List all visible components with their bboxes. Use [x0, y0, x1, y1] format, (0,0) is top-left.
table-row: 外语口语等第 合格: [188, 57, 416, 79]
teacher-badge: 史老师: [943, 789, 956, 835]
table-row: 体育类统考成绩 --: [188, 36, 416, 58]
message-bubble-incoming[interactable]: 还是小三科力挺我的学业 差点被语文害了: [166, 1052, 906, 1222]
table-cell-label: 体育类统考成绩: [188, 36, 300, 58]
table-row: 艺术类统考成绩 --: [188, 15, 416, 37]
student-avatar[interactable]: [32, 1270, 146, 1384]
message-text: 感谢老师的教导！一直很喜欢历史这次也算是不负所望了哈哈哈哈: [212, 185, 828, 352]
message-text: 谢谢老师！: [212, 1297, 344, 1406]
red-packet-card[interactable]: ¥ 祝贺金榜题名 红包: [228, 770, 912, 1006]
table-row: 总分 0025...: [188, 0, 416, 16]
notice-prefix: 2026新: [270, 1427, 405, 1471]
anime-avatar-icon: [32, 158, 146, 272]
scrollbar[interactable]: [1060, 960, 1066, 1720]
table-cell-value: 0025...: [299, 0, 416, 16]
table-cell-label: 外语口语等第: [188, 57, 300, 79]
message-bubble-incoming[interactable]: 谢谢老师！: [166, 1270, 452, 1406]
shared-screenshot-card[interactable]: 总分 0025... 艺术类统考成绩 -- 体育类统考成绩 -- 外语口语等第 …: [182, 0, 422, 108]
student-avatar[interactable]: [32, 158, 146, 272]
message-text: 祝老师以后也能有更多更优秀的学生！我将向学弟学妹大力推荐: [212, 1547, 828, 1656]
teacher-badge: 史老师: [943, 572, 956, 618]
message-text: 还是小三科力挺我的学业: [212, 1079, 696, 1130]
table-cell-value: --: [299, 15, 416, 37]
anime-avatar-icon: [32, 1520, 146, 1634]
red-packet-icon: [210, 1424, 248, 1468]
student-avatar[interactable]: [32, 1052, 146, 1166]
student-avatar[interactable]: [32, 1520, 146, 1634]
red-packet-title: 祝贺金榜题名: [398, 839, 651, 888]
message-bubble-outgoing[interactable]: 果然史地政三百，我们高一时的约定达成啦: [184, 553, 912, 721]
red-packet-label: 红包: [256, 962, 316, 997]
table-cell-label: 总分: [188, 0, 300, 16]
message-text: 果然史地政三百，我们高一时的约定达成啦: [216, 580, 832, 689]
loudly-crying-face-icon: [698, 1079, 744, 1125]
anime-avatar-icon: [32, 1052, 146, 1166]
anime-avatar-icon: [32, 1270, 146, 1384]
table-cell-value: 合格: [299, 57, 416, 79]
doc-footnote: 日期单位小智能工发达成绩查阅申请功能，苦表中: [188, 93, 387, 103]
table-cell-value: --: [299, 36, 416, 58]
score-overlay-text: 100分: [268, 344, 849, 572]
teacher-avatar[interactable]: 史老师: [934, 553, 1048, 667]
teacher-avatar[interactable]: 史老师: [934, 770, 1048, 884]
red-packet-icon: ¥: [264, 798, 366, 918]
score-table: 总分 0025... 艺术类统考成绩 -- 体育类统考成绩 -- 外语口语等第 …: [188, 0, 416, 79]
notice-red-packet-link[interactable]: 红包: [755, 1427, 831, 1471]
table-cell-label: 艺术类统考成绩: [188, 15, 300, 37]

* * *

* [YOUR TASK]:
Count the lines of the items above that contain the string "icon", and give only the number.

* [SOLUTION FOR THIS EXERCISE]:
7